> **To be done**
Show all lines from the listing below that contain "installed".

------ Given records ------

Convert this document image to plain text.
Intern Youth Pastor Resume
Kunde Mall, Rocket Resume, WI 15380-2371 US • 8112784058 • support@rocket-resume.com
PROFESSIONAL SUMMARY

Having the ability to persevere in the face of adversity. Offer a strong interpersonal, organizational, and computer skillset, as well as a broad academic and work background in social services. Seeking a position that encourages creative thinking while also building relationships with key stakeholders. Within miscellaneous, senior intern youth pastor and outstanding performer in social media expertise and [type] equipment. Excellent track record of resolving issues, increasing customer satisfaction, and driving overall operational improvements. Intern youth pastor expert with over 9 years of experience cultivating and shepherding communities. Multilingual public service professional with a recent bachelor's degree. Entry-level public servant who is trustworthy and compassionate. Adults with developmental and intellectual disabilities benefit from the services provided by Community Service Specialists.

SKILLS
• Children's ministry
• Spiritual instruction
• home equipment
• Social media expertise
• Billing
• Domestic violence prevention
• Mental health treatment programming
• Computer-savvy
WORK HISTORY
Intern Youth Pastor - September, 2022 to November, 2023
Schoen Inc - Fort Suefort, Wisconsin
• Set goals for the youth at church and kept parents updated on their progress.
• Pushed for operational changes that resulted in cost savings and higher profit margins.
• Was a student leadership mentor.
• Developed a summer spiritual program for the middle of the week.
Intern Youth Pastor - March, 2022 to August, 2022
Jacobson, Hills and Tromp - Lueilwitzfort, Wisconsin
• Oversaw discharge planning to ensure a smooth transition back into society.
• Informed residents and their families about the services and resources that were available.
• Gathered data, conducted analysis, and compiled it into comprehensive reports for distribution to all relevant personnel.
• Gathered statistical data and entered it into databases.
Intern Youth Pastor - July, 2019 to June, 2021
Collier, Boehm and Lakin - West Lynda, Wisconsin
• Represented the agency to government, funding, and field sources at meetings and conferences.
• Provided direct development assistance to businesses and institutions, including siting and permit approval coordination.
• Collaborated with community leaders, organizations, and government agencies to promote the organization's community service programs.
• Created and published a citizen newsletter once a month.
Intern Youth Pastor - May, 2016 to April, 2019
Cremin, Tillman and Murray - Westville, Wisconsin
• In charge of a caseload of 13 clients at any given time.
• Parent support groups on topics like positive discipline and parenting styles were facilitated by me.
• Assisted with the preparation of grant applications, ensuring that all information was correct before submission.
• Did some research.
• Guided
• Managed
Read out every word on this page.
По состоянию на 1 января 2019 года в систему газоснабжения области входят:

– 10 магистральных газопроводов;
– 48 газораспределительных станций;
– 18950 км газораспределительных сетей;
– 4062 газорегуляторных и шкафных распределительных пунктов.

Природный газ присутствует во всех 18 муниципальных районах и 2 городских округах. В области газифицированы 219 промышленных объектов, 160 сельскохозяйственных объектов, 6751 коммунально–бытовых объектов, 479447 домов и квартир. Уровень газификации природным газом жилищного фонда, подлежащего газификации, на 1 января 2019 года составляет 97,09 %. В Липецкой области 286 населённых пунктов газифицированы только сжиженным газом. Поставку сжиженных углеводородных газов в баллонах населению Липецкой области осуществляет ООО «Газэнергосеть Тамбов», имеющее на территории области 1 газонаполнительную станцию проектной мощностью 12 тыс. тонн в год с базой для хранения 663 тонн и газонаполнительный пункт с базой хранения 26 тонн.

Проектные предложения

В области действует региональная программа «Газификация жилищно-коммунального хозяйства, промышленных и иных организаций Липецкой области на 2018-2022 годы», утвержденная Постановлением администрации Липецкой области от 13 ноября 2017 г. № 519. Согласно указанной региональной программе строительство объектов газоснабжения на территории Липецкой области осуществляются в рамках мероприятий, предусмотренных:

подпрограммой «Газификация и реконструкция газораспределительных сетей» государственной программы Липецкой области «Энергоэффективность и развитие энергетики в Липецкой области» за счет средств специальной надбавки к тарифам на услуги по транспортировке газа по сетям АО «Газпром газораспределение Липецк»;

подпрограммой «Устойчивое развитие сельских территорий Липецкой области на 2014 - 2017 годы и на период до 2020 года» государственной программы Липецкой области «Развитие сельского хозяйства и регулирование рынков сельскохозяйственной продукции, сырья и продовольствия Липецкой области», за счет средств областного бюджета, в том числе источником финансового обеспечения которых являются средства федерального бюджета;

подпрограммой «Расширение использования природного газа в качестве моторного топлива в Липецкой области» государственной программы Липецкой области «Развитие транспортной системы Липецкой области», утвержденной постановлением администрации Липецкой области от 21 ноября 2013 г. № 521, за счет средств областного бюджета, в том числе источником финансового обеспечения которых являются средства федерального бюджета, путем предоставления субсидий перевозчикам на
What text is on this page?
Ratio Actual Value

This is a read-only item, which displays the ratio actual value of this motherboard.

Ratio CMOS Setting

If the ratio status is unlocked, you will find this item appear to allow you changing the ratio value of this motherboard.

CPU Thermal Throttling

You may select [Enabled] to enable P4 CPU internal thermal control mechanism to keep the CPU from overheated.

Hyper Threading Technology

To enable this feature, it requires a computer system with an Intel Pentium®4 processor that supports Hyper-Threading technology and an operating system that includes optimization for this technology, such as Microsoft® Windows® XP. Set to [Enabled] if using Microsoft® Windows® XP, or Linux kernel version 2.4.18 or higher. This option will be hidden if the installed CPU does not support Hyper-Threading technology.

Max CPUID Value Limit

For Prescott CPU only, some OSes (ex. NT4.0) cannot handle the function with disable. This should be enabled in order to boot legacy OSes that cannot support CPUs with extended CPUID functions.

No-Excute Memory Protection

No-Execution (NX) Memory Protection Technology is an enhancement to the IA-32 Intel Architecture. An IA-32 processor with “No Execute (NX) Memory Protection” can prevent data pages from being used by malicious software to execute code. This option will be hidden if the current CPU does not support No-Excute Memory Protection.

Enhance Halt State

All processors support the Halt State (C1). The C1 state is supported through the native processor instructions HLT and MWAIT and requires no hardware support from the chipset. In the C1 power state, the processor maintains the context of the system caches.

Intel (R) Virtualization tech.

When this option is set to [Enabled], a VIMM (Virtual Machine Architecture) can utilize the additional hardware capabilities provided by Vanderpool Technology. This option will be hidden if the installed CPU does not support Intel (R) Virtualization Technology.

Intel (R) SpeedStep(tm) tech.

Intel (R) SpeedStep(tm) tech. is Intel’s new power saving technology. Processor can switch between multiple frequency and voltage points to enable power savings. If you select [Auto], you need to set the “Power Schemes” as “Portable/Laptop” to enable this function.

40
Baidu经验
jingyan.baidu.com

------

> **Answer to the exercise**
To enable this feature, it requires a computer system with an Intel Pentium®4 processor that supports Hyper-Threading technology and an operating system that includes optimization for this technology, such as Microsoft® Windows® XP. Set to [Enabled] if using Microsoft® Windows® XP, or Linux kernel version 2.4.18 or higher. This option will be hidden if the installed CPU does not support Hyper-Threading technology.
When this option is set to [Enabled], a VIMM (Virtual Machine Architecture) can utilize the additional hardware capabilities provided by Vanderpool Technology. This option will be hidden if the installed CPU does not support Intel (R) Virtualization Technology.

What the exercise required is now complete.